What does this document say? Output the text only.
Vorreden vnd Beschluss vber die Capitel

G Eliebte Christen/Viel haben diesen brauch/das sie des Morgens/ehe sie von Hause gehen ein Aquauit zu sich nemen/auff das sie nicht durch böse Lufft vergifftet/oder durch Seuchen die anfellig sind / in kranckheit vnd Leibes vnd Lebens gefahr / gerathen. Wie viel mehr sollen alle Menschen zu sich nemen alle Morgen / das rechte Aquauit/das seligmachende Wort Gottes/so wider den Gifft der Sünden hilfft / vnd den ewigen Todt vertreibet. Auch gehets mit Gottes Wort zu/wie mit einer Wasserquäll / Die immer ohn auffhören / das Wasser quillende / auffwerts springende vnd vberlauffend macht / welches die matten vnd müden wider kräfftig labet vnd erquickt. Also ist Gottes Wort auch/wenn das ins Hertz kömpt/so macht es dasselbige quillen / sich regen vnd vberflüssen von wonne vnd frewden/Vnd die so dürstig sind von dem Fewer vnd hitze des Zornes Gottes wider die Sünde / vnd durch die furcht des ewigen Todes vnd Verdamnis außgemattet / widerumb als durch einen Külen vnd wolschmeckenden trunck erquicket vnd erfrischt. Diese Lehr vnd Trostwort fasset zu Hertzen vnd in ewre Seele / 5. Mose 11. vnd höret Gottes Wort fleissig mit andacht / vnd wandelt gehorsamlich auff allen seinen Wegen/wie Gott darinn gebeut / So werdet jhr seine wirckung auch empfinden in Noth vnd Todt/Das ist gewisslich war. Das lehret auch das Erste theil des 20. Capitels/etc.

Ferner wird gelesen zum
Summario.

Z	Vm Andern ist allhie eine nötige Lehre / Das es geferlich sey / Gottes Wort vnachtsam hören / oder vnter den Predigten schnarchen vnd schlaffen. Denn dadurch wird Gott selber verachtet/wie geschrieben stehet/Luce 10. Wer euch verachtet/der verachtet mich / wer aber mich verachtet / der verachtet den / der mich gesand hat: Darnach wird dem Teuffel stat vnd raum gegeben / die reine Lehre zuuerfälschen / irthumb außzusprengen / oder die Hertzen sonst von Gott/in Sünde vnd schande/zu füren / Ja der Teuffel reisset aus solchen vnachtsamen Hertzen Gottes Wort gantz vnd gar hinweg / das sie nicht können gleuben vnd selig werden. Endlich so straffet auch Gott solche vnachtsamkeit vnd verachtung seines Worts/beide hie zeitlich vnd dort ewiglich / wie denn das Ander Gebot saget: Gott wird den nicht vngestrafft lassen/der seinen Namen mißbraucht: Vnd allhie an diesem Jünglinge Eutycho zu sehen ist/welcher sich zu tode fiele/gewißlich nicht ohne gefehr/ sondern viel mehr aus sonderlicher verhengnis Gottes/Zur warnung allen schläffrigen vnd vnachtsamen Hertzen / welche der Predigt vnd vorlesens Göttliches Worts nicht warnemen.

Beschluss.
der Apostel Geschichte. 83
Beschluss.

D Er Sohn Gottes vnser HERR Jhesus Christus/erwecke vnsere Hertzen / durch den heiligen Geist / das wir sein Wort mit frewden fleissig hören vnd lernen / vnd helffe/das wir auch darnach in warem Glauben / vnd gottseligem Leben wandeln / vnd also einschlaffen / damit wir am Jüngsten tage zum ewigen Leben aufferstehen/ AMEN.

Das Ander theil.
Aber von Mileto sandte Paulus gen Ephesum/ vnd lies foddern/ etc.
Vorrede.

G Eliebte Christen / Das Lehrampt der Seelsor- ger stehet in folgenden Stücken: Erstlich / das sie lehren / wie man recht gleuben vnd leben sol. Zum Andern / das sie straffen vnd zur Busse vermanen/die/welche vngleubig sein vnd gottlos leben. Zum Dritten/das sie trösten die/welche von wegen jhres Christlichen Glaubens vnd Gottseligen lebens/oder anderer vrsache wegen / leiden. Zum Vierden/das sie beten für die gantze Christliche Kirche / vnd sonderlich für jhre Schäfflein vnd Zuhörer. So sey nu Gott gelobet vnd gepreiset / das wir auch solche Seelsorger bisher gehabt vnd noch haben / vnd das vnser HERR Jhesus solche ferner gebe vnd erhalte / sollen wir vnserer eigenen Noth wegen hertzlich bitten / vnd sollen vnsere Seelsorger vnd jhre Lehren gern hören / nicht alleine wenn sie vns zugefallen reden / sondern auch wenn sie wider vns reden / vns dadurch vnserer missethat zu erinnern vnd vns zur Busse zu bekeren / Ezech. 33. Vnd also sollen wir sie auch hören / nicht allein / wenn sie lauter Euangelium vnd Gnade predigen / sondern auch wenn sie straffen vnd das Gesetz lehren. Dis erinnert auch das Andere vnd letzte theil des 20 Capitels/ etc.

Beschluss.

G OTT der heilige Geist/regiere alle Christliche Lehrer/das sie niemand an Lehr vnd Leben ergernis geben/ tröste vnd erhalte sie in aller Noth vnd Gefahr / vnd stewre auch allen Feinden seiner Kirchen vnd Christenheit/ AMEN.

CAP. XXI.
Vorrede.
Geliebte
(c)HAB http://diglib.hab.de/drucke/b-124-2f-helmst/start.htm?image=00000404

» **The exercise**
Every line of the data above should be reproduced word for word.

» **Answer for the task**
What does this document say? Output the text only.
Vorreden vnd Beschluss vber die Capitel

G Eliebte Christen/Viel haben diesen brauch/das sie des Morgens/ehe sie von Hause gehen ein Aquauit zu sich nemen/auff das sie nicht durch böse Lufft vergifftet/oder durch Seuchen die anfellig sind / in kranckheit vnd Leibes vnd Lebens gefahr / gerathen. Wie viel mehr sollen alle Menschen zu sich nemen alle Morgen / das rechte Aquauit/das seligmachende Wort Gottes/so wider den Gifft der Sünden hilfft / vnd den ewigen Todt vertreibet. Auch gehets mit Gottes Wort zu/wie mit einer Wasserquäll / Die immer ohn auffhören / das Wasser quillende / auffwerts springende vnd vberlauffend macht / welches die matten vnd müden wider kräfftig labet vnd erquickt. Also ist Gottes Wort auch/wenn das ins Hertz kömpt/so macht es dasselbige quillen / sich regen vnd vberflüssen von wonne vnd frewden/Vnd die so dürstig sind von dem Fewer vnd hitze des Zornes Gottes wider die Sünde / vnd durch die furcht des ewigen Todes vnd Verdamnis außgemattet / widerumb als durch einen Külen vnd wolschmeckenden trunck erquicket vnd erfrischt. Diese Lehr vnd Trostwort fasset zu Hertzen vnd in ewre Seele / 5. Mose 11. vnd höret Gottes Wort fleissig mit andacht / vnd wandelt gehorsamlich auff allen seinen Wegen/wie Gott darinn gebeut / So werdet jhr seine wirckung auch empfinden in Noth vnd Todt/Das ist gewisslich war. Das lehret auch das Erste theil des 20. Capitels/etc.

Ferner wird gelesen zum
Summario.

Z	Vm Andern ist allhie eine nötige Lehre / Das es geferlich sey / Gottes Wort vnachtsam hören / oder vnter den Predigten schnarchen vnd schlaffen. Denn dadurch wird Gott selber verachtet/wie geschrieben stehet/Luce 10. Wer euch verachtet/der verachtet mich / wer aber mich verachtet / der verachtet den / der mich gesand hat: Darnach wird dem Teuffel stat vnd raum gegeben / die reine Lehre zuuerfälschen / irthumb außzusprengen / oder die Hertzen sonst von Gott/in Sünde vnd schande/zu füren / Ja der Teuffel reisset aus solchen vnachtsamen Hertzen Gottes Wort gantz vnd gar hinweg / das sie nicht können gleuben vnd selig werden. Endlich so straffet auch Gott solche vnachtsamkeit vnd verachtung seines Worts/beide hie zeitlich vnd dort ewiglich / wie denn das Ander Gebot saget: Gott wird den nicht vngestrafft lassen/der seinen Namen mißbraucht: Vnd allhie an diesem Jünglinge Eutycho zu sehen ist/welcher sich zu tode fiele/gewißlich nicht ohne gefehr/ sondern viel mehr aus sonderlicher verhengnis Gottes/Zur warnung allen schläffrigen vnd vnachtsamen Hertzen / welche der Predigt vnd vorlesens Göttliches Worts nicht warnemen.

Beschluss.
der Apostel Geschichte. 83
Beschluss.

D Er Sohn Gottes vnser HERR Jhesus Christus/erwecke vnsere Hertzen / durch den heiligen Geist / das wir sein Wort mit frewden fleissig hören vnd lernen / vnd helffe/das wir auch darnach in warem Glauben / vnd gottseligem Leben wandeln / vnd also einschlaffen / damit wir am Jüngsten tage zum ewigen Leben aufferstehen/ AMEN.

Das Ander theil.
Aber von Mileto sandte Paulus gen Ephesum/ vnd lies foddern/ etc.
Vorrede.

G Eliebte Christen / Das Lehrampt der Seelsor- ger stehet in folgenden Stücken: Erstlich / das sie lehren / wie man recht gleuben vnd leben sol. Zum Andern / das sie straffen vnd zur Busse vermanen/die/welche vngleubig sein vnd gottlos leben. Zum Dritten/das sie trösten die/welche von wegen jhres Christlichen Glaubens vnd Gottseligen lebens/oder anderer vrsache wegen / leiden. Zum Vierden/das sie beten für die gantze Christliche Kirche / vnd sonderlich für jhre Schäfflein vnd Zuhörer. So sey nu Gott gelobet vnd gepreiset / das wir auch solche Seelsorger bisher gehabt vnd noch haben / vnd das vnser HERR Jhesus solche ferner gebe vnd erhalte / sollen wir vnserer eigenen Noth wegen hertzlich bitten / vnd sollen vnsere Seelsorger vnd jhre Lehren gern hören / nicht alleine wenn sie vns zugefallen reden / sondern auch wenn sie wider vns reden / vns dadurch vnserer missethat zu erinnern vnd vns zur Busse zu bekeren / Ezech. 33. Vnd also sollen wir sie auch hören / nicht allein / wenn sie lauter Euangelium vnd Gnade predigen / sondern auch wenn sie straffen vnd das Gesetz lehren. Dis erinnert auch das Andere vnd letzte theil des 20 Capitels/ etc.

Beschluss.

G OTT der heilige Geist/regiere alle Christliche Lehrer/das sie niemand an Lehr vnd Leben ergernis geben/ tröste vnd erhalte sie in aller Noth vnd Gefahr / vnd stewre auch allen Feinden seiner Kirchen vnd Christenheit/ AMEN.

CAP. XXI.
Vorrede.
Geliebte
(c)HAB http://diglib.hab.de/drucke/b-124-2f-helmst/start.htm?image=00000404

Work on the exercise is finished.